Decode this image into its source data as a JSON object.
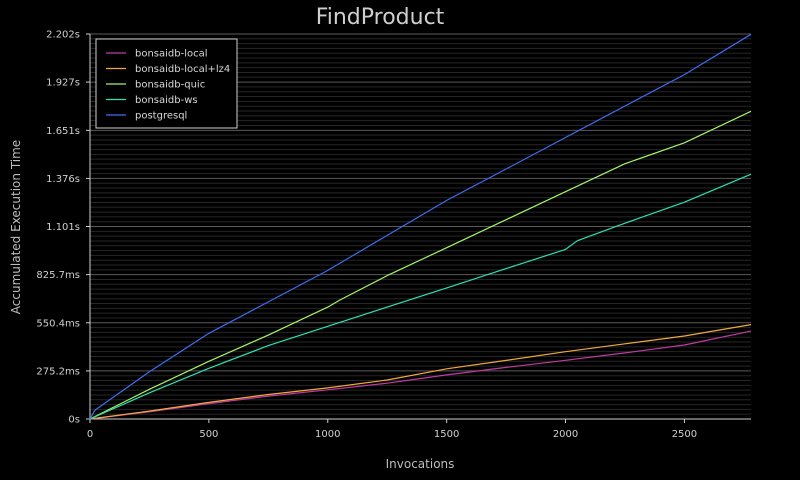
{
  "chart_data": {
    "type": "line",
    "title": "FindProduct",
    "xlabel": "Invocations",
    "ylabel": "Accumulated Execution Time",
    "xlim": [
      0,
      2780
    ],
    "ylim": [
      0,
      2.202
    ],
    "x_ticks": [
      0,
      500,
      1000,
      1500,
      2000,
      2500
    ],
    "x_tick_labels": [
      "0",
      "500",
      "1000",
      "1500",
      "2000",
      "2500"
    ],
    "y_ticks": [
      0,
      0.2752,
      0.5504,
      0.8257,
      1.101,
      1.376,
      1.651,
      1.927,
      2.202
    ],
    "y_tick_labels": [
      "0s",
      "275.2ms",
      "550.4ms",
      "825.7ms",
      "1.101s",
      "1.376s",
      "1.651s",
      "1.927s",
      "2.202s"
    ],
    "grid": true,
    "legend_position": "top-left",
    "series": [
      {
        "name": "bonsaidb-local",
        "color": "#c03aa4",
        "x": [
          0,
          250,
          500,
          750,
          1000,
          1250,
          1500,
          1750,
          2000,
          2250,
          2500,
          2780
        ],
        "y": [
          0,
          0.041,
          0.088,
          0.131,
          0.167,
          0.205,
          0.252,
          0.295,
          0.336,
          0.378,
          0.423,
          0.503
        ]
      },
      {
        "name": "bonsaidb-local+lz4",
        "color": "#f2a93b",
        "x": [
          0,
          250,
          500,
          750,
          1000,
          1250,
          1500,
          1750,
          2000,
          2250,
          2500,
          2780
        ],
        "y": [
          0,
          0.045,
          0.095,
          0.14,
          0.178,
          0.223,
          0.287,
          0.335,
          0.385,
          0.43,
          0.475,
          0.54
        ]
      },
      {
        "name": "bonsaidb-quic",
        "color": "#a4f26a",
        "x": [
          0,
          250,
          500,
          750,
          1000,
          1050,
          1250,
          1500,
          1750,
          2000,
          2250,
          2500,
          2780
        ],
        "y": [
          0,
          0.17,
          0.33,
          0.48,
          0.64,
          0.68,
          0.82,
          0.98,
          1.14,
          1.3,
          1.46,
          1.58,
          1.76
        ]
      },
      {
        "name": "bonsaidb-ws",
        "color": "#2de0b0",
        "x": [
          0,
          250,
          500,
          750,
          1000,
          1250,
          1500,
          1750,
          2000,
          2050,
          2250,
          2500,
          2780
        ],
        "y": [
          0,
          0.15,
          0.29,
          0.42,
          0.53,
          0.64,
          0.75,
          0.86,
          0.97,
          1.02,
          1.12,
          1.24,
          1.4
        ]
      },
      {
        "name": "postgresql",
        "color": "#3f6cf2",
        "x": [
          0,
          20,
          250,
          500,
          750,
          1000,
          1100,
          1250,
          1500,
          1750,
          2000,
          2250,
          2500,
          2780
        ],
        "y": [
          0,
          0.05,
          0.27,
          0.49,
          0.67,
          0.85,
          0.93,
          1.05,
          1.25,
          1.43,
          1.61,
          1.79,
          1.97,
          2.2
        ]
      }
    ]
  }
}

________________

Search the data for "local" and list every line in which it occurs.

        "name": "bonsaidb-local",
        "name": "bonsaidb-local+lz4",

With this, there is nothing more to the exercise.